### WHAT TO DO:
Extract the full listing verbatim and drop any pictures from your copy.

[Collected data]
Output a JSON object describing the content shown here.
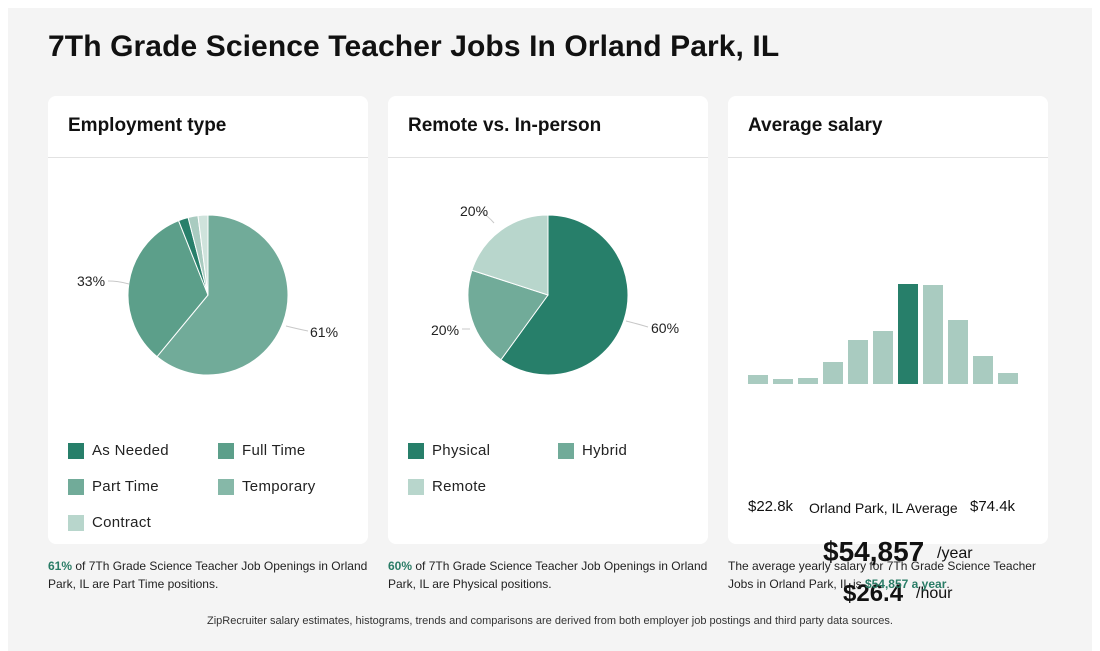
{
  "title": "7Th Grade Science Teacher Jobs In Orland Park, IL",
  "colors": {
    "dark": "#277f6a",
    "mid": "#5c9f8a",
    "light": "#71ab99",
    "pale": "#b8d6cc",
    "paler": "#cfe3dc"
  },
  "cards": {
    "employment": {
      "heading": "Employment type",
      "labels": {
        "big": "61%",
        "small": "33%"
      },
      "legend": [
        "As Needed",
        "Full Time",
        "Part Time",
        "Temporary",
        "Contract"
      ]
    },
    "remote": {
      "heading": "Remote vs. In-person",
      "labels": {
        "physical": "60%",
        "hybrid": "20%",
        "remote": "20%"
      },
      "legend": [
        "Physical",
        "Hybrid",
        "Remote"
      ]
    },
    "salary": {
      "heading": "Average salary",
      "min_label": "$22.8k",
      "mid_label": "Orland Park, IL Average",
      "max_label": "$74.4k",
      "yearly": "$54,857",
      "yearly_unit": "/year",
      "hourly": "$26.4",
      "hourly_unit": "/hour"
    }
  },
  "chart_data": [
    {
      "type": "pie",
      "title": "Employment type",
      "categories": [
        "Part Time",
        "Full Time",
        "As Needed",
        "Temporary",
        "Contract"
      ],
      "values": [
        61,
        33,
        2,
        2,
        2
      ],
      "colors": [
        "#71ab99",
        "#5c9f8a",
        "#277f6a",
        "#a9cbc0",
        "#cfe3dc"
      ]
    },
    {
      "type": "pie",
      "title": "Remote vs. In-person",
      "categories": [
        "Physical",
        "Hybrid",
        "Remote"
      ],
      "values": [
        60,
        20,
        20
      ],
      "colors": [
        "#277f6a",
        "#71ab99",
        "#b8d6cc"
      ]
    },
    {
      "type": "bar",
      "title": "Average salary",
      "values": [
        9,
        5,
        6,
        22,
        44,
        53,
        100,
        99,
        64,
        28,
        11
      ],
      "highlight_index": 6,
      "highlight_label": "Orland Park, IL Average",
      "range_labels": [
        "$22.8k",
        "$74.4k"
      ]
    }
  ],
  "captions": {
    "employment": {
      "highlight": "61%",
      "rest": " of 7Th Grade Science Teacher Job Openings in Orland Park, IL are Part Time positions."
    },
    "remote": {
      "highlight": "60%",
      "rest": " of 7Th Grade Science Teacher Job Openings in Orland Park, IL are Physical positions."
    },
    "salary": {
      "text": "The average yearly salary for 7Th Grade Science Teacher Jobs in Orland Park, IL is ",
      "highlight": "$54,857 a year",
      "end": "."
    }
  },
  "footer": "ZipRecruiter salary estimates, histograms, trends and comparisons are derived from both employer job postings and third party data sources."
}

### EXERCISE RESPONSE:
Output a JSON object describing the content shown here.
{
  "title": "7Th Grade Science Teacher Jobs In Orland Park, IL",
  "colors": {
    "dark": "#277f6a",
    "mid": "#5c9f8a",
    "light": "#71ab99",
    "pale": "#b8d6cc",
    "paler": "#cfe3dc"
  },
  "cards": {
    "employment": {
      "heading": "Employment type",
      "labels": {
        "big": "61%",
        "small": "33%"
      },
      "legend": [
        "As Needed",
        "Full Time",
        "Part Time",
        "Temporary",
        "Contract"
      ]
    },
    "remote": {
      "heading": "Remote vs. In-person",
      "labels": {
        "physical": "60%",
        "hybrid": "20%",
        "remote": "20%"
      },
      "legend": [
        "Physical",
        "Hybrid",
        "Remote"
      ]
    },
    "salary": {
      "heading": "Average salary",
      "min_label": "$22.8k",
      "mid_label": "Orland Park, IL Average",
      "max_label": "$74.4k",
      "yearly": "$54,857",
      "yearly_unit": "/year",
      "hourly": "$26.4",
      "hourly_unit": "/hour"
    }
  },
  "chart_data": [
    {
      "type": "pie",
      "title": "Employment type",
      "categories": [
        "Part Time",
        "Full Time",
        "As Needed",
        "Temporary",
        "Contract"
      ],
      "values": [
        61,
        33,
        2,
        2,
        2
      ],
      "colors": [
        "#71ab99",
        "#5c9f8a",
        "#277f6a",
        "#a9cbc0",
        "#cfe3dc"
      ]
    },
    {
      "type": "pie",
      "title": "Remote vs. In-person",
      "categories": [
        "Physical",
        "Hybrid",
        "Remote"
      ],
      "values": [
        60,
        20,
        20
      ],
      "colors": [
        "#277f6a",
        "#71ab99",
        "#b8d6cc"
      ]
    },
    {
      "type": "bar",
      "title": "Average salary",
      "values": [
        9,
        5,
        6,
        22,
        44,
        53,
        100,
        99,
        64,
        28,
        11
      ],
      "highlight_index": 6,
      "highlight_label": "Orland Park, IL Average",
      "range_labels": [
        "$22.8k",
        "$74.4k"
      ]
    }
  ],
  "captions": {
    "employment": {
      "highlight": "61%",
      "rest": " of 7Th Grade Science Teacher Job Openings in Orland Park, IL are Part Time positions."
    },
    "remote": {
      "highlight": "60%",
      "rest": " of 7Th Grade Science Teacher Job Openings in Orland Park, IL are Physical positions."
    },
    "salary": {
      "text": "The average yearly salary for 7Th Grade Science Teacher Jobs in Orland Park, IL is ",
      "highlight": "$54,857 a year",
      "end": "."
    }
  },
  "footer": "ZipRecruiter salary estimates, histograms, trends and comparisons are derived from both employer job postings and third party data sources."
}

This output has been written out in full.